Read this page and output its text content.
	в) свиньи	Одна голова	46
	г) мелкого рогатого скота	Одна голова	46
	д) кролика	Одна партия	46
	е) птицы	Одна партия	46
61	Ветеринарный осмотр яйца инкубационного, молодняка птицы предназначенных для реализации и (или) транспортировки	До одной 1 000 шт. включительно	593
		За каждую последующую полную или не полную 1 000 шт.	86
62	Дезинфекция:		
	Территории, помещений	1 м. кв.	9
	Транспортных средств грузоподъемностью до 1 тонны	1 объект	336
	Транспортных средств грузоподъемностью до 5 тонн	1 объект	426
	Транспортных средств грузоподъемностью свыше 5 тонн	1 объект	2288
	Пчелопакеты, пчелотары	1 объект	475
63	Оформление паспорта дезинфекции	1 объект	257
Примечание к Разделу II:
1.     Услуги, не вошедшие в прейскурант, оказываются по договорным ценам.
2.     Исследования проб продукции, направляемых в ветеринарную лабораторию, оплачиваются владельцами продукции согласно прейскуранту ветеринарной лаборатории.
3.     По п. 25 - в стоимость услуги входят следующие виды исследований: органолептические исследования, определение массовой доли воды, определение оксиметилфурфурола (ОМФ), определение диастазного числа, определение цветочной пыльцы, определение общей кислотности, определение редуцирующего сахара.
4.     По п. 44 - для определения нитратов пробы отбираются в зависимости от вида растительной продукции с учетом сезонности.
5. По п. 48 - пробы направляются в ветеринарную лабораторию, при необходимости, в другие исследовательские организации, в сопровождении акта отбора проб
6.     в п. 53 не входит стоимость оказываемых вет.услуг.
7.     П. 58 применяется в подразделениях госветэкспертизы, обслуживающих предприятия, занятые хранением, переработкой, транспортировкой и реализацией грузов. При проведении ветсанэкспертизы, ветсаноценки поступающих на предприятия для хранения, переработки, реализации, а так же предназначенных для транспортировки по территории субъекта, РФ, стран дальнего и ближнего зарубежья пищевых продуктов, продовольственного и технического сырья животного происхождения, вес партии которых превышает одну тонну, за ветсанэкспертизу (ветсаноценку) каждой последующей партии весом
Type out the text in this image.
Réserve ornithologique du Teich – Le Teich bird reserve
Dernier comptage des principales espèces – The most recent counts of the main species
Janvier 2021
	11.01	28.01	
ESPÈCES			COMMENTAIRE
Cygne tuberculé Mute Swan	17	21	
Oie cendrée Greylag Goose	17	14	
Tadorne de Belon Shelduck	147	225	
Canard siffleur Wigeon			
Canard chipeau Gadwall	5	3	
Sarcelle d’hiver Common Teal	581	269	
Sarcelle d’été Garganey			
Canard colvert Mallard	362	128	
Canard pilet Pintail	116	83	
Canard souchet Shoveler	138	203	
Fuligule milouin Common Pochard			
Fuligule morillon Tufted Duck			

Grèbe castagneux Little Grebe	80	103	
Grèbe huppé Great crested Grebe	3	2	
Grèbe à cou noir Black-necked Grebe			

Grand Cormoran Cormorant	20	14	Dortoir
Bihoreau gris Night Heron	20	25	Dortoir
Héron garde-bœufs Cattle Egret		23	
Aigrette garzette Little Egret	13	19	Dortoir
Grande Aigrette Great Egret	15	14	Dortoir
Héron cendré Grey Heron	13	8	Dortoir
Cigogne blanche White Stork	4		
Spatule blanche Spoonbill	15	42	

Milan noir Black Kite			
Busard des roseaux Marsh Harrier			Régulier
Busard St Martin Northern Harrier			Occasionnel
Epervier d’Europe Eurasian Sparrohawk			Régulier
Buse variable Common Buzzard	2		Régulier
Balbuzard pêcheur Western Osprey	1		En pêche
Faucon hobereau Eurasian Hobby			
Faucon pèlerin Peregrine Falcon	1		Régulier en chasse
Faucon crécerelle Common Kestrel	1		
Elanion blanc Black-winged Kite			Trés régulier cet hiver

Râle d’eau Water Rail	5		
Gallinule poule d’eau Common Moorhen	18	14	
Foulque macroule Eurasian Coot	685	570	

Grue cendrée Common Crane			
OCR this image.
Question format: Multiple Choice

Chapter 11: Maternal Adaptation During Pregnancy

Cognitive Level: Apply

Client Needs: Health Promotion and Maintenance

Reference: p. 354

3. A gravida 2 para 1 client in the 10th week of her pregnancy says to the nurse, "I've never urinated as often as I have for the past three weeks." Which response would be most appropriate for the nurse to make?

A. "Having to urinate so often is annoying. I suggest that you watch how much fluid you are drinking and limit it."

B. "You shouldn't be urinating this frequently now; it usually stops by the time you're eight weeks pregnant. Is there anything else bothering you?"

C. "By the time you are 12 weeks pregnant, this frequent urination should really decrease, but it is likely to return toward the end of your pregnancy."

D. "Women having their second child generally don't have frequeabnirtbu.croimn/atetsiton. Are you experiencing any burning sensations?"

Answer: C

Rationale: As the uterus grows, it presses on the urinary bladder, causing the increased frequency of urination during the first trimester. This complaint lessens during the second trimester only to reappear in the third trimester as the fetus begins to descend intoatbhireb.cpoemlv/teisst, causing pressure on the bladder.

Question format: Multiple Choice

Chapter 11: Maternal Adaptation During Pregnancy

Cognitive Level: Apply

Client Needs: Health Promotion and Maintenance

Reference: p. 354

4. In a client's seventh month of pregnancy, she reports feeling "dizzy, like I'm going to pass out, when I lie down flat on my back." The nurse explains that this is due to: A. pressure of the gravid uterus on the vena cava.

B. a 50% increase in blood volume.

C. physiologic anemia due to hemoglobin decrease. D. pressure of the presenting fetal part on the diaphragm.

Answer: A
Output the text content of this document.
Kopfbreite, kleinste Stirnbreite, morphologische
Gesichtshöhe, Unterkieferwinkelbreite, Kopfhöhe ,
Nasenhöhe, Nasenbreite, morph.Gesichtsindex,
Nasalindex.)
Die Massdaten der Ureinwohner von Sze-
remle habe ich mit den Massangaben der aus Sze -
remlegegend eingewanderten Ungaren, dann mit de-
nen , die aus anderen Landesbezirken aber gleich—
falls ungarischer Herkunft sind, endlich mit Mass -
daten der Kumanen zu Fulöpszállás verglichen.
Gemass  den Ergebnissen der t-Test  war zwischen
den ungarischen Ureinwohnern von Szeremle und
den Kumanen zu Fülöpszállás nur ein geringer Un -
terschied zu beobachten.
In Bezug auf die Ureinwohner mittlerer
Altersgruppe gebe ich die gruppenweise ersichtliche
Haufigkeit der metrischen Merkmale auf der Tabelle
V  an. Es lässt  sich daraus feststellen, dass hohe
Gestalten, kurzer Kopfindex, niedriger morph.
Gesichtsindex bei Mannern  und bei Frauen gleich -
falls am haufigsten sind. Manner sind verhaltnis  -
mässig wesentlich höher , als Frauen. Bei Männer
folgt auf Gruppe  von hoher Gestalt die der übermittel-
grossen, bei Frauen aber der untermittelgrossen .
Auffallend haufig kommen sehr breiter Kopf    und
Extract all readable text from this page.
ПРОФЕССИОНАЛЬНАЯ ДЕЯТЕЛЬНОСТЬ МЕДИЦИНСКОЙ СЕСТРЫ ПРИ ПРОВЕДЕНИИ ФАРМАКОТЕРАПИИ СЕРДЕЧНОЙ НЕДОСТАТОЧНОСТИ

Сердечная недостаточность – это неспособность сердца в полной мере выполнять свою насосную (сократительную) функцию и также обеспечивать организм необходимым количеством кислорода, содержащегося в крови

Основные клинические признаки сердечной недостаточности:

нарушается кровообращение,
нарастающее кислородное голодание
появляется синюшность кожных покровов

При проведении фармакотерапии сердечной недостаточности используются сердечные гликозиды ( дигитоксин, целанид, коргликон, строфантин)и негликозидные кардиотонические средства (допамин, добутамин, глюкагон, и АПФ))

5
★ ★ ★ ★ ★
▶ Exercise
Search the entries for the word "most" and copy every line that has it.

▶ Response to the task
Dernier comptage des principales espèces – The most recent counts of the main species
3. A gravida 2 para 1 client in the 10th week of her pregnancy says to the nurse, "I've never urinated as often as I have for the past three weeks." Which response would be most appropriate for the nurse to make?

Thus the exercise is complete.